(Collected data)
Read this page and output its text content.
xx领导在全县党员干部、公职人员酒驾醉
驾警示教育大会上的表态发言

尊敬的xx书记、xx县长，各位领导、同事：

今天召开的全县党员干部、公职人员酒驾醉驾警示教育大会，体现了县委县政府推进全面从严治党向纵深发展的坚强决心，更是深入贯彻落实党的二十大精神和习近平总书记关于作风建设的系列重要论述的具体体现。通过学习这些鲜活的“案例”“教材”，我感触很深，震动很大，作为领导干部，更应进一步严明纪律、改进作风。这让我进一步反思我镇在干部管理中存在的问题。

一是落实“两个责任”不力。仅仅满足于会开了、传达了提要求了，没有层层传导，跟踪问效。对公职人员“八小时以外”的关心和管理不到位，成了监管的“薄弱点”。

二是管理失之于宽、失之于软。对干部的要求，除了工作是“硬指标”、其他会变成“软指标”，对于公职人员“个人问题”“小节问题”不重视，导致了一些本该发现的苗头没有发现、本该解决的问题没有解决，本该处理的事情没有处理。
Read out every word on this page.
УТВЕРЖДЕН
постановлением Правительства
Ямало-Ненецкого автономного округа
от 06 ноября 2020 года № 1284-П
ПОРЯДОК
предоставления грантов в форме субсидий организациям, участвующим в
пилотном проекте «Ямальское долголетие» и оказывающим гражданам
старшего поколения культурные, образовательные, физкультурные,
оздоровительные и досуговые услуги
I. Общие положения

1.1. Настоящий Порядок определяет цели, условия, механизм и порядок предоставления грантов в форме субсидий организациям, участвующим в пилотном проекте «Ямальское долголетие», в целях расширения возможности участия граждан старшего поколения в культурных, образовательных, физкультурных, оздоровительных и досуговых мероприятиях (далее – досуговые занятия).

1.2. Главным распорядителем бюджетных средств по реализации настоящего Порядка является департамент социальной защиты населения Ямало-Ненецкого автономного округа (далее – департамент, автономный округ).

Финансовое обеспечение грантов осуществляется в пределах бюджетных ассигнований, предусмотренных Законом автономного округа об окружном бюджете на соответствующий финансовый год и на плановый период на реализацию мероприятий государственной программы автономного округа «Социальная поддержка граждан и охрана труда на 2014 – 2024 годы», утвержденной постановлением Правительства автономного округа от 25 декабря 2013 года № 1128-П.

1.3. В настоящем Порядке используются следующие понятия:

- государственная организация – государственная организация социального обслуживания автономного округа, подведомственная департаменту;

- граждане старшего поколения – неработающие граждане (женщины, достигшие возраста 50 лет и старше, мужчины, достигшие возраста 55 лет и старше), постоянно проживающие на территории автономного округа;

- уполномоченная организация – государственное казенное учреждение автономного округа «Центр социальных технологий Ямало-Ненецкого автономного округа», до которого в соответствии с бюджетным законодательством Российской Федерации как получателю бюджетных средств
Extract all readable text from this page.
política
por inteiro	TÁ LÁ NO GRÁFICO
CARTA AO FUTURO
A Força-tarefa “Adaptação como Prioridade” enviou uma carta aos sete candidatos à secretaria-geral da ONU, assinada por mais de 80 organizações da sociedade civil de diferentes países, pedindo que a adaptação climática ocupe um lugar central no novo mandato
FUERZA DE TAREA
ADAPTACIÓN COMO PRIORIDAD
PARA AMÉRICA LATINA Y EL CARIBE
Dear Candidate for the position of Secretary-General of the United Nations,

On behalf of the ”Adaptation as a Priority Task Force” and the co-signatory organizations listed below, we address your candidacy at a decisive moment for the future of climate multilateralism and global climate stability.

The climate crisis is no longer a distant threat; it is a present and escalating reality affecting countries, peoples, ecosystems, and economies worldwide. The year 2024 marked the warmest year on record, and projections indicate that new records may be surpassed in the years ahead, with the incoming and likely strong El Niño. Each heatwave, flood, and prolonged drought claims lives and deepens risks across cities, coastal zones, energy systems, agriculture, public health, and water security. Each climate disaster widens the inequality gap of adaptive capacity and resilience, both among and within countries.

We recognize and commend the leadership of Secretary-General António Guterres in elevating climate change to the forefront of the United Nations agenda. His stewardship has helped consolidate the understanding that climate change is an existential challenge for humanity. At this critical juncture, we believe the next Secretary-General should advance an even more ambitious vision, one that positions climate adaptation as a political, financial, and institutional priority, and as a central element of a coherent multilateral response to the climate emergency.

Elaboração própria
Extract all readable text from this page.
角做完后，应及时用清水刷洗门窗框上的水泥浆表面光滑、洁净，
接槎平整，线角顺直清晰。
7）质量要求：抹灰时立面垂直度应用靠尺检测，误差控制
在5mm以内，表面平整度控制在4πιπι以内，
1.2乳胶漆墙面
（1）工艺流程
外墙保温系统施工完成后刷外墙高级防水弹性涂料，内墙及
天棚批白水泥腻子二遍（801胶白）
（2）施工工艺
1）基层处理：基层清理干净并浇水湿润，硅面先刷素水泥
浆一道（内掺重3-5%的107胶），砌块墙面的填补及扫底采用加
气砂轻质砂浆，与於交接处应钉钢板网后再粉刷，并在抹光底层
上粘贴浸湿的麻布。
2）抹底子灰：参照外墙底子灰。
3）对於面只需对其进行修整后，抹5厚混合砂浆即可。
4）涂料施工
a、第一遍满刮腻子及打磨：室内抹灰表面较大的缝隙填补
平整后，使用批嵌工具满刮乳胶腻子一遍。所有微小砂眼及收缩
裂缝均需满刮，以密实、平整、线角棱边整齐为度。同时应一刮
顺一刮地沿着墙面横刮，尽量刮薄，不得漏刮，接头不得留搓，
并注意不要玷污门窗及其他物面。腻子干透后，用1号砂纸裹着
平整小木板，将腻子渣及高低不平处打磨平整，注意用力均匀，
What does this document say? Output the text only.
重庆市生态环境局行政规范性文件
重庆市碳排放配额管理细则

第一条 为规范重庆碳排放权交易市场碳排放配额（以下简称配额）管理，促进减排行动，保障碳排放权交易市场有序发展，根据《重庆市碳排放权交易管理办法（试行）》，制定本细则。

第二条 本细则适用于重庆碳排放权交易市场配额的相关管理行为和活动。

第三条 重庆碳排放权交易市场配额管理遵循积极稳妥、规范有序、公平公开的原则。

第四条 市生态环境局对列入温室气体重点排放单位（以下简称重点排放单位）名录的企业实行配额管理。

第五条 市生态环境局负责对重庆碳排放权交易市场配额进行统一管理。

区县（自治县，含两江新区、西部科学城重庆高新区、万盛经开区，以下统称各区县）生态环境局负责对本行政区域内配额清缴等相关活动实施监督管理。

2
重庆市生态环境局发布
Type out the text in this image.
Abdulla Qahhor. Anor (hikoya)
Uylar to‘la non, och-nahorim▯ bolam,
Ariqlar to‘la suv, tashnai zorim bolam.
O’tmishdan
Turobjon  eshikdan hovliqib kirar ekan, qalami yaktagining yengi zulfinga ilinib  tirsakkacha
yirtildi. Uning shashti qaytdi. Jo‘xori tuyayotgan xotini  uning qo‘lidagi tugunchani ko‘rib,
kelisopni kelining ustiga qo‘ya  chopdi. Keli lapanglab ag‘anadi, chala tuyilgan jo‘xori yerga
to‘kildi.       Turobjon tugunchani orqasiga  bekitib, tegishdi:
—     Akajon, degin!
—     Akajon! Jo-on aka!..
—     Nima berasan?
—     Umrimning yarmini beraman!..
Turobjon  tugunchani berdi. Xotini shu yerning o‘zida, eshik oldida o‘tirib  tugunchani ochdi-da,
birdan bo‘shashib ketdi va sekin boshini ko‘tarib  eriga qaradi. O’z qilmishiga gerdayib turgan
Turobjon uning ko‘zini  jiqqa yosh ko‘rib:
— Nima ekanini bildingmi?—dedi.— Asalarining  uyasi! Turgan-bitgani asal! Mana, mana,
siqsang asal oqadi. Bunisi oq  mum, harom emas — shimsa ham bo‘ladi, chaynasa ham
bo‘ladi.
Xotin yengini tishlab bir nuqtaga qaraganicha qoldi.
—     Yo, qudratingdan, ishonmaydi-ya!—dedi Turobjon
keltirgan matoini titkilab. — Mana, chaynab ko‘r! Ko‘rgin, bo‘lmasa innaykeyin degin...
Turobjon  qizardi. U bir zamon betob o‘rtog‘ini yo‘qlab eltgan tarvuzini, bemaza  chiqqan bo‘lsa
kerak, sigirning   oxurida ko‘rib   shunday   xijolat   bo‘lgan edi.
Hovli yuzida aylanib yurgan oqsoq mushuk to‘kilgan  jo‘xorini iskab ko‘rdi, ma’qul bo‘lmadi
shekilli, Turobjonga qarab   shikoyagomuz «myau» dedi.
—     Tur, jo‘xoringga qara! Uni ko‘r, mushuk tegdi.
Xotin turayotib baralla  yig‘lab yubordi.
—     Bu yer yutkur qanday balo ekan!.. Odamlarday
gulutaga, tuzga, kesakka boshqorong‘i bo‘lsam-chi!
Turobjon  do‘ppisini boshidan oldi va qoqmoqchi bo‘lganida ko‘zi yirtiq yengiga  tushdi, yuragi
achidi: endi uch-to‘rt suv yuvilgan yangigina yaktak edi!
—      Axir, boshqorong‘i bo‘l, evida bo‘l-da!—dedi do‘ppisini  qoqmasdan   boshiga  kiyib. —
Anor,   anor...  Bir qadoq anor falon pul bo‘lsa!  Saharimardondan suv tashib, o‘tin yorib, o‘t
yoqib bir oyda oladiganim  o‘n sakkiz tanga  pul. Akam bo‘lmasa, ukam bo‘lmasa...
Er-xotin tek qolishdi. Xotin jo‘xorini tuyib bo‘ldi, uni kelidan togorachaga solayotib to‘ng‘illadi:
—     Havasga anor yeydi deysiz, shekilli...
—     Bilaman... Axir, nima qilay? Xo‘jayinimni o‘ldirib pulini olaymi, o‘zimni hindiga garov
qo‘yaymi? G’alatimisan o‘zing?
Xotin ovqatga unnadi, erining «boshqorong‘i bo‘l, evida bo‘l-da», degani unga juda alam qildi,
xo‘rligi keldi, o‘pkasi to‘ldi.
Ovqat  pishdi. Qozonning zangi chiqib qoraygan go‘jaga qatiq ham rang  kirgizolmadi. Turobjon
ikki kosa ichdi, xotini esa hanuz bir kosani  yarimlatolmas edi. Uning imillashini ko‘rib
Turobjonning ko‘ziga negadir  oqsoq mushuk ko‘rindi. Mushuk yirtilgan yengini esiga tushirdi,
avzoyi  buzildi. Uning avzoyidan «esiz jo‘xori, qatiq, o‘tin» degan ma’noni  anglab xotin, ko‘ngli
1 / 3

Exercise description: Report all lines of the material that contain the word "проекте".

Output below:
пилотном проекте «Ямальское долголетие» и оказывающим гражданам
1.1. Настоящий Порядок определяет цели, условия, механизм и порядок предоставления грантов в форме субсидий организациям, участвующим в пилотном проекте «Ямальское долголетие», в целях расширения возможности участия граждан старшего поколения в культурных, образовательных, физкультурных, оздоровительных и досуговых мероприятиях (далее – досуговые занятия).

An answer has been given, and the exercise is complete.